## PROVIDED DATA
---------------

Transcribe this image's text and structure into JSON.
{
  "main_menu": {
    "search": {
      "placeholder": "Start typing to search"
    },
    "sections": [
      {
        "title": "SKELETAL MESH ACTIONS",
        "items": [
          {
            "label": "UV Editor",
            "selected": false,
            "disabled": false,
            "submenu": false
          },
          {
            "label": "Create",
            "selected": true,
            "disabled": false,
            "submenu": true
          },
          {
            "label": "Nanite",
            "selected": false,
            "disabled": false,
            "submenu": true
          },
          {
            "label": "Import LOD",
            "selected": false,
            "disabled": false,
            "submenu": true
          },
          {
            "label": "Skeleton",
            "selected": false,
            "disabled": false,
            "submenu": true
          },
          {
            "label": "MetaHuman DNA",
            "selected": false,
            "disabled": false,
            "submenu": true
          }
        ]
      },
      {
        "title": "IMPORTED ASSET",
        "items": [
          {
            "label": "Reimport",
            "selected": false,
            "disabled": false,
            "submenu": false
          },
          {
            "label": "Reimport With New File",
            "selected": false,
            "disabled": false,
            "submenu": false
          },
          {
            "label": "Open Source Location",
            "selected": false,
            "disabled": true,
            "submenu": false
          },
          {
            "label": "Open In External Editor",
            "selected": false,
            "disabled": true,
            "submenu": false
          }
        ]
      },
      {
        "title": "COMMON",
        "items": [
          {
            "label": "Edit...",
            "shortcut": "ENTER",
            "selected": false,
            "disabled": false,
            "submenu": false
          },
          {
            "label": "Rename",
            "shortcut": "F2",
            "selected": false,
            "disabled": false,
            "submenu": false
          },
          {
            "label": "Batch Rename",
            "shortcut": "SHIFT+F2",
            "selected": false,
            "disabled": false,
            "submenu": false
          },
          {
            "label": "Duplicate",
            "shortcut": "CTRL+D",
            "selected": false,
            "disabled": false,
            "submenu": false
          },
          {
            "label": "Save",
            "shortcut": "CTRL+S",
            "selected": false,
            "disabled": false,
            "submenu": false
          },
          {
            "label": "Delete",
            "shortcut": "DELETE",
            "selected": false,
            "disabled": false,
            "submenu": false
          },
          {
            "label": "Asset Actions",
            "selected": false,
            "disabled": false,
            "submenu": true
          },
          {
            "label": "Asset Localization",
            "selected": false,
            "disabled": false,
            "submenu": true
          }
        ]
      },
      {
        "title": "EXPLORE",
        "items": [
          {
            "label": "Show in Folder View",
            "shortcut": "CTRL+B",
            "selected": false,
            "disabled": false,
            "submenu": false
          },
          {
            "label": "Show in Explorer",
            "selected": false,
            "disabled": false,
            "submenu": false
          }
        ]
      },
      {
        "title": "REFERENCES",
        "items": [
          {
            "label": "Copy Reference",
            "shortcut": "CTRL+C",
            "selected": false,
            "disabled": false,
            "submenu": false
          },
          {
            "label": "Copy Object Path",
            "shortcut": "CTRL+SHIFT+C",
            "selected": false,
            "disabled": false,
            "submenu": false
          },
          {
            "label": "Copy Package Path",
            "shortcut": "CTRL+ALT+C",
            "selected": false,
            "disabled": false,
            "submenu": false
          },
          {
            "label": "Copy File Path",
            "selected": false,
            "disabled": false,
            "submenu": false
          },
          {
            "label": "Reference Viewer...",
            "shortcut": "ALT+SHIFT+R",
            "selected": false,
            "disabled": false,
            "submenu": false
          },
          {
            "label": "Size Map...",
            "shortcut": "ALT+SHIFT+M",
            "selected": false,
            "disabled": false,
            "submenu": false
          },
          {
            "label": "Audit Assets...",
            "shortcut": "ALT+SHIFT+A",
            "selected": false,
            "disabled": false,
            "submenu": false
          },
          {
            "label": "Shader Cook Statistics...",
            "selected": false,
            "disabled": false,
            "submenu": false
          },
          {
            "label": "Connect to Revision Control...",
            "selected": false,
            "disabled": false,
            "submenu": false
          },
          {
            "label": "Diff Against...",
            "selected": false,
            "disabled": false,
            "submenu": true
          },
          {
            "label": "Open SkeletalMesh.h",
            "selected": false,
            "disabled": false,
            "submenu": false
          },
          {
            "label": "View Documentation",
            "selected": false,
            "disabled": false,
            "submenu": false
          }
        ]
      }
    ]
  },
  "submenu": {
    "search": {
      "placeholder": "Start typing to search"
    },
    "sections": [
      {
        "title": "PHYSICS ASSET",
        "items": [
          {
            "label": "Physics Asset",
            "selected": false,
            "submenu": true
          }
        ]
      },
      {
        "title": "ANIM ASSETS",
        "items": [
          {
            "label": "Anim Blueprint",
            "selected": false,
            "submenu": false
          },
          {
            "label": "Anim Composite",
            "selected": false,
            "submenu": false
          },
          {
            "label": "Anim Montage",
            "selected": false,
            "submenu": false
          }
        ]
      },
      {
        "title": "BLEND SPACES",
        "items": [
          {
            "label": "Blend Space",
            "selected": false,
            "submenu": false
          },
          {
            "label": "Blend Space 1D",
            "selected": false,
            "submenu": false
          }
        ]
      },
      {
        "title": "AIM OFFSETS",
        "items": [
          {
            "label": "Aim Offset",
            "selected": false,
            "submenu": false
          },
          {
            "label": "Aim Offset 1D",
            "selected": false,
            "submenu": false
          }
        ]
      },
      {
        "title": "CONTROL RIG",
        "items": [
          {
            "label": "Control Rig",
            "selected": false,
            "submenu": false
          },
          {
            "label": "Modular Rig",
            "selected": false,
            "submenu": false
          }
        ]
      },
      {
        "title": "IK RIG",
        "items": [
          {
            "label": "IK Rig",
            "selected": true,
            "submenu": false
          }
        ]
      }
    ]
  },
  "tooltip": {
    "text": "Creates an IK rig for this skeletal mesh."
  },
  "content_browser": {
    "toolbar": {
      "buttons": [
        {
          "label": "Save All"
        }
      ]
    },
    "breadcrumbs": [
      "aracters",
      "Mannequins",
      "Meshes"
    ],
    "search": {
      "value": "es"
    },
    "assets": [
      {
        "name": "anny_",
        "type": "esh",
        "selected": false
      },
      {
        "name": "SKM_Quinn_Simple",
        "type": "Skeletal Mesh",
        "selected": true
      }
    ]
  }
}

---------------

## TASK DIRECTIONS
Copy out each line exactly as written.

## SOLVED EXERCISE
Transcribe this image's text and structure into JSON.
{
  "main_menu": {
    "search": {
      "placeholder": "Start typing to search"
    },
    "sections": [
      {
        "title": "SKELETAL MESH ACTIONS",
        "items": [
          {
            "label": "UV Editor",
            "selected": false,
            "disabled": false,
            "submenu": false
          },
          {
            "label": "Create",
            "selected": true,
            "disabled": false,
            "submenu": true
          },
          {
            "label": "Nanite",
            "selected": false,
            "disabled": false,
            "submenu": true
          },
          {
            "label": "Import LOD",
            "selected": false,
            "disabled": false,
            "submenu": true
          },
          {
            "label": "Skeleton",
            "selected": false,
            "disabled": false,
            "submenu": true
          },
          {
            "label": "MetaHuman DNA",
            "selected": false,
            "disabled": false,
            "submenu": true
          }
        ]
      },
      {
        "title": "IMPORTED ASSET",
        "items": [
          {
            "label": "Reimport",
            "selected": false,
            "disabled": false,
            "submenu": false
          },
          {
            "label": "Reimport With New File",
            "selected": false,
            "disabled": false,
            "submenu": false
          },
          {
            "label": "Open Source Location",
            "selected": false,
            "disabled": true,
            "submenu": false
          },
          {
            "label": "Open In External Editor",
            "selected": false,
            "disabled": true,
            "submenu": false
          }
        ]
      },
      {
        "title": "COMMON",
        "items": [
          {
            "label": "Edit...",
            "shortcut": "ENTER",
            "selected": false,
            "disabled": false,
            "submenu": false
          },
          {
            "label": "Rename",
            "shortcut": "F2",
            "selected": false,
            "disabled": false,
            "submenu": false
          },
          {
            "label": "Batch Rename",
            "shortcut": "SHIFT+F2",
            "selected": false,
            "disabled": false,
            "submenu": false
          },
          {
            "label": "Duplicate",
            "shortcut": "CTRL+D",
            "selected": false,
            "disabled": false,
            "submenu": false
          },
          {
            "label": "Save",
            "shortcut": "CTRL+S",
            "selected": false,
            "disabled": false,
            "submenu": false
          },
          {
            "label": "Delete",
            "shortcut": "DELETE",
            "selected": false,
            "disabled": false,
            "submenu": false
          },
          {
            "label": "Asset Actions",
            "selected": false,
            "disabled": false,
            "submenu": true
          },
          {
            "label": "Asset Localization",
            "selected": false,
            "disabled": false,
            "submenu": true
          }
        ]
      },
      {
        "title": "EXPLORE",
        "items": [
          {
            "label": "Show in Folder View",
            "shortcut": "CTRL+B",
            "selected": false,
            "disabled": false,
            "submenu": false
          },
          {
            "label": "Show in Explorer",
            "selected": false,
            "disabled": false,
            "submenu": false
          }
        ]
      },
      {
        "title": "REFERENCES",
        "items": [
          {
            "label": "Copy Reference",
            "shortcut": "CTRL+C",
            "selected": false,
            "disabled": false,
            "submenu": false
          },
          {
            "label": "Copy Object Path",
            "shortcut": "CTRL+SHIFT+C",
            "selected": false,
            "disabled": false,
            "submenu": false
          },
          {
            "label": "Copy Package Path",
            "shortcut": "CTRL+ALT+C",
            "selected": false,
            "disabled": false,
            "submenu": false
          },
          {
            "label": "Copy File Path",
            "selected": false,
            "disabled": false,
            "submenu": false
          },
          {
            "label": "Reference Viewer...",
            "shortcut": "ALT+SHIFT+R",
            "selected": false,
            "disabled": false,
            "submenu": false
          },
          {
            "label": "Size Map...",
            "shortcut": "ALT+SHIFT+M",
            "selected": false,
            "disabled": false,
            "submenu": false
          },
          {
            "label": "Audit Assets...",
            "shortcut": "ALT+SHIFT+A",
            "selected": false,
            "disabled": false,
            "submenu": false
          },
          {
            "label": "Shader Cook Statistics...",
            "selected": false,
            "disabled": false,
            "submenu": false
          },
          {
            "label": "Connect to Revision Control...",
            "selected": false,
            "disabled": false,
            "submenu": false
          },
          {
            "label": "Diff Against...",
            "selected": false,
            "disabled": false,
            "submenu": true
          },
          {
            "label": "Open SkeletalMesh.h",
            "selected": false,
            "disabled": false,
            "submenu": false
          },
          {
            "label": "View Documentation",
            "selected": false,
            "disabled": false,
            "submenu": false
          }
        ]
      }
    ]
  },
  "submenu": {
    "search": {
      "placeholder": "Start typing to search"
    },
    "sections": [
      {
        "title": "PHYSICS ASSET",
        "items": [
          {
            "label": "Physics Asset",
            "selected": false,
            "submenu": true
          }
        ]
      },
      {
        "title": "ANIM ASSETS",
        "items": [
          {
            "label": "Anim Blueprint",
            "selected": false,
            "submenu": false
          },
          {
            "label": "Anim Composite",
            "selected": false,
            "submenu": false
          },
          {
            "label": "Anim Montage",
            "selected": false,
            "submenu": false
          }
        ]
      },
      {
        "title": "BLEND SPACES",
        "items": [
          {
            "label": "Blend Space",
            "selected": false,
            "submenu": false
          },
          {
            "label": "Blend Space 1D",
            "selected": false,
            "submenu": false
          }
        ]
      },
      {
        "title": "AIM OFFSETS",
        "items": [
          {
            "label": "Aim Offset",
            "selected": false,
            "submenu": false
          },
          {
            "label": "Aim Offset 1D",
            "selected": false,
            "submenu": false
          }
        ]
      },
      {
        "title": "CONTROL RIG",
        "items": [
          {
            "label": "Control Rig",
            "selected": false,
            "submenu": false
          },
          {
            "label": "Modular Rig",
            "selected": false,
            "submenu": false
          }
        ]
      },
      {
        "title": "IK RIG",
        "items": [
          {
            "label": "IK Rig",
            "selected": true,
            "submenu": false
          }
        ]
      }
    ]
  },
  "tooltip": {
    "text": "Creates an IK rig for this skeletal mesh."
  },
  "content_browser": {
    "toolbar": {
      "buttons": [
        {
          "label": "Save All"
        }
      ]
    },
    "breadcrumbs": [
      "aracters",
      "Mannequins",
      "Meshes"
    ],
    "search": {
      "value": "es"
    },
    "assets": [
      {
        "name": "anny_",
        "type": "esh",
        "selected": false
      },
      {
        "name": "SKM_Quinn_Simple",
        "type": "Skeletal Mesh",
        "selected": true
      }
    ]
  }
}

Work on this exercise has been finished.